Given instruction: Copy out every line of the records where the string "vinbigdata" occurs.

Entries taken from a collection:
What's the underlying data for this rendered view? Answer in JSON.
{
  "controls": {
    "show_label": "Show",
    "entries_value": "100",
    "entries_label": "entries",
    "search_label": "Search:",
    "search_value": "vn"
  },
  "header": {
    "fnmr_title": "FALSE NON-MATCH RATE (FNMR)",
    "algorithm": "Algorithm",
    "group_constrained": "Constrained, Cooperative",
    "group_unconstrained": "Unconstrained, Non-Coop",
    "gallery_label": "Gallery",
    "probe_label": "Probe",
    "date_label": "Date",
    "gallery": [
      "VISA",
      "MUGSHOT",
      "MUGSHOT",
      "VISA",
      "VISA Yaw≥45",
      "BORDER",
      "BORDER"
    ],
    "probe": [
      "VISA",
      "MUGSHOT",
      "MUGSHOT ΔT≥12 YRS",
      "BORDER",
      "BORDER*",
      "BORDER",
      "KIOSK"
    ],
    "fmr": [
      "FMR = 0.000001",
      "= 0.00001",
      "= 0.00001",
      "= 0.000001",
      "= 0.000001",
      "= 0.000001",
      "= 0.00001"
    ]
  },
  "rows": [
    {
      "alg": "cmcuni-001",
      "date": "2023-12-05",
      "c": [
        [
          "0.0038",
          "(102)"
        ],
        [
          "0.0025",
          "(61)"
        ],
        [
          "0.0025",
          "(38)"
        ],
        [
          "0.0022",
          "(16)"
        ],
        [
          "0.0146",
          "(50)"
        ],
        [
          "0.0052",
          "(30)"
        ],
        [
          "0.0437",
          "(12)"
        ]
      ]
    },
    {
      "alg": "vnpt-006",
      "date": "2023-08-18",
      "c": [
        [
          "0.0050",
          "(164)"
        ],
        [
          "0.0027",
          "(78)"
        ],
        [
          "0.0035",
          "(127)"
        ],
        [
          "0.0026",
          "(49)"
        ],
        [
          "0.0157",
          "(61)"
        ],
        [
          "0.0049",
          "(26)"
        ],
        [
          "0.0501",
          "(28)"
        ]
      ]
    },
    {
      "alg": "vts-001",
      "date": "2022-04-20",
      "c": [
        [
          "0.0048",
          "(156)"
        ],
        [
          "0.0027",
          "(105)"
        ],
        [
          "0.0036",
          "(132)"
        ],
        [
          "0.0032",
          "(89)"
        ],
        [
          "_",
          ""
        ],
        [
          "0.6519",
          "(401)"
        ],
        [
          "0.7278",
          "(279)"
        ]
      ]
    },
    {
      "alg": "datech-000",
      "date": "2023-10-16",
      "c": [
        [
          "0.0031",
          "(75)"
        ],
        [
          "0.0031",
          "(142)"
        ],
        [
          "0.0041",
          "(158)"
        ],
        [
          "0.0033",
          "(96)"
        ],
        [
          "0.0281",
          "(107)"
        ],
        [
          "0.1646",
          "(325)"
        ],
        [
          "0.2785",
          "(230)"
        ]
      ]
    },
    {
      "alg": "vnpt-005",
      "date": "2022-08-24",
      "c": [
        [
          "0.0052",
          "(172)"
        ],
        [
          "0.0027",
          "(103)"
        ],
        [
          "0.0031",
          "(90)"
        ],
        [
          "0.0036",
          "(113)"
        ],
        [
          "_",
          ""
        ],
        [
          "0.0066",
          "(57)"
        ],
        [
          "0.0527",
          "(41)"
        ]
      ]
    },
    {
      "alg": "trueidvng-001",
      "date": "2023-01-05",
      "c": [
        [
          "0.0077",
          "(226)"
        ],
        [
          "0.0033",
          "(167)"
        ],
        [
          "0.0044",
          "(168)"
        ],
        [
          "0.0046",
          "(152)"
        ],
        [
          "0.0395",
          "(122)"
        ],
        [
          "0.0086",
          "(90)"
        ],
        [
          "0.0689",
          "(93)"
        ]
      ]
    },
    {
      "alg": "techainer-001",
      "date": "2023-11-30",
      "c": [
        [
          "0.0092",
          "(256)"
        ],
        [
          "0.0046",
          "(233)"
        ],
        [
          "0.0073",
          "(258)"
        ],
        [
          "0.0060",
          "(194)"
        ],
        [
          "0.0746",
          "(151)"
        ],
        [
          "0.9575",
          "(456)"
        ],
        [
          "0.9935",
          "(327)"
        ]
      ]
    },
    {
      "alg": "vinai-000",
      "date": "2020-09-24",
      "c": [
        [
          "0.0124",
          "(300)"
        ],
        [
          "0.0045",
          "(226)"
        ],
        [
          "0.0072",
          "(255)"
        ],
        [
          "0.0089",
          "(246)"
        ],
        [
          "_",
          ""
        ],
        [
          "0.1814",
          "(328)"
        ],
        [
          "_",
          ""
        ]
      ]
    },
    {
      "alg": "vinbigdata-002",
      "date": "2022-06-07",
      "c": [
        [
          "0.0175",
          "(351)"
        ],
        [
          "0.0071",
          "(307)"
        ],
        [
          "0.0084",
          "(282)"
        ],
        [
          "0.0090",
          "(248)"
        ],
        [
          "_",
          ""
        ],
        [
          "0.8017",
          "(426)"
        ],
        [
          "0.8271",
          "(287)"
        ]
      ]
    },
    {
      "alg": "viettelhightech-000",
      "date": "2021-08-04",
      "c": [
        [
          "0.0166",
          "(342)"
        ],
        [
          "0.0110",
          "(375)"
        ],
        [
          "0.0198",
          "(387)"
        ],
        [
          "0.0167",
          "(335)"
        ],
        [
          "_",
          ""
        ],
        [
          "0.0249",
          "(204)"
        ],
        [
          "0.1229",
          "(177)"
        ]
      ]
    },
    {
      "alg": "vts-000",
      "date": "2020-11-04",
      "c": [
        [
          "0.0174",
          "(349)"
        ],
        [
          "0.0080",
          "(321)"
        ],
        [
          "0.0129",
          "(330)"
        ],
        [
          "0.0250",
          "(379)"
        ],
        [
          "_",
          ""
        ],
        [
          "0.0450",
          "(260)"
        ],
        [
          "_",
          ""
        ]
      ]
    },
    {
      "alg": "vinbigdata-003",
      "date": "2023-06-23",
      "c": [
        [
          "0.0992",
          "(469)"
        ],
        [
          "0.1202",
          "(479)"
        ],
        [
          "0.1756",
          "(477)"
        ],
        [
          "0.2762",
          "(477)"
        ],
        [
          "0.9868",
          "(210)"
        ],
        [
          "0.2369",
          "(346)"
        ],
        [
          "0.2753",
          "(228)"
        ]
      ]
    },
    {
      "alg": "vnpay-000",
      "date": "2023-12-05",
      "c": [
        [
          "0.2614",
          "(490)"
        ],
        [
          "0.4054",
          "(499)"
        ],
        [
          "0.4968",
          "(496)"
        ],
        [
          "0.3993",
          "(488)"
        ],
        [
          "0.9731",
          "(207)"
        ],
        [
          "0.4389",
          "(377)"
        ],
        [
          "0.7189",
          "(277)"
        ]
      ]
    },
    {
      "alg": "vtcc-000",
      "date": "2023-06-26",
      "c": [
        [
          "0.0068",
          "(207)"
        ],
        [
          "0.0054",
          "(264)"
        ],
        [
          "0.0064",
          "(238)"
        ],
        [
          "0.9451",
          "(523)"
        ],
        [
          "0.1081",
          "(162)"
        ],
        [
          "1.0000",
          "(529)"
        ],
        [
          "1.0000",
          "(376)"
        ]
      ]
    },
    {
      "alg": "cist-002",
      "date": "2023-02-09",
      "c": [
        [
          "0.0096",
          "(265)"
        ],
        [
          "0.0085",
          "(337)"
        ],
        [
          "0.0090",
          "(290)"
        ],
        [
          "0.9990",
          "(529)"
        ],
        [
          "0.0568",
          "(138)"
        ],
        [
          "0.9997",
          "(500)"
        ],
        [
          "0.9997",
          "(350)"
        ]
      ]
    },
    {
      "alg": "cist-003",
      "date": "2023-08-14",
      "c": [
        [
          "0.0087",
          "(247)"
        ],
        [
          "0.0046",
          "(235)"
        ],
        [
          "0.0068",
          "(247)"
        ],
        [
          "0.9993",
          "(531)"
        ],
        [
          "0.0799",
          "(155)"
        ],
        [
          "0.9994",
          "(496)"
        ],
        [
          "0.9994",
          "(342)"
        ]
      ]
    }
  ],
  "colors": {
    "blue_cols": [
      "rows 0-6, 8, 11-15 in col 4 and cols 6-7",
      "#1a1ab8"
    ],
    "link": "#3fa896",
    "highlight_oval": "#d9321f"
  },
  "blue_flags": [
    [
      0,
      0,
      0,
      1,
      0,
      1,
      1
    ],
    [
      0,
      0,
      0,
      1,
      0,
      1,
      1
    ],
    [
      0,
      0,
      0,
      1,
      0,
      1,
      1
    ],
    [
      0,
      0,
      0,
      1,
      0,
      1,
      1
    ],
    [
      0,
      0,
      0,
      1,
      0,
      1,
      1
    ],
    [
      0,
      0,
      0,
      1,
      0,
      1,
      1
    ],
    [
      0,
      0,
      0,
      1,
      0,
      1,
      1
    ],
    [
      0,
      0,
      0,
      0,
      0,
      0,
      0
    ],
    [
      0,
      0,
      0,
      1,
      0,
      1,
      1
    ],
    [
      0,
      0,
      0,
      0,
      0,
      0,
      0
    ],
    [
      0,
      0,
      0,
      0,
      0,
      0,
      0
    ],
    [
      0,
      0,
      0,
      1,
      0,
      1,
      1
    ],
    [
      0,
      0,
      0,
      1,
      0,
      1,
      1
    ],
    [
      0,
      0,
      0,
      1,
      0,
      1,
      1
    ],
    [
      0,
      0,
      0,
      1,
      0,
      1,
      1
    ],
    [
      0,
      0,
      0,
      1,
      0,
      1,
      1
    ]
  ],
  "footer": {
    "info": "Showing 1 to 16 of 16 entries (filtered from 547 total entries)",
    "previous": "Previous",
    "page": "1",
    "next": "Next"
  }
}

Output of the exercise:
      "alg": "vinbigdata-002",
      "alg": "vinbigdata-003",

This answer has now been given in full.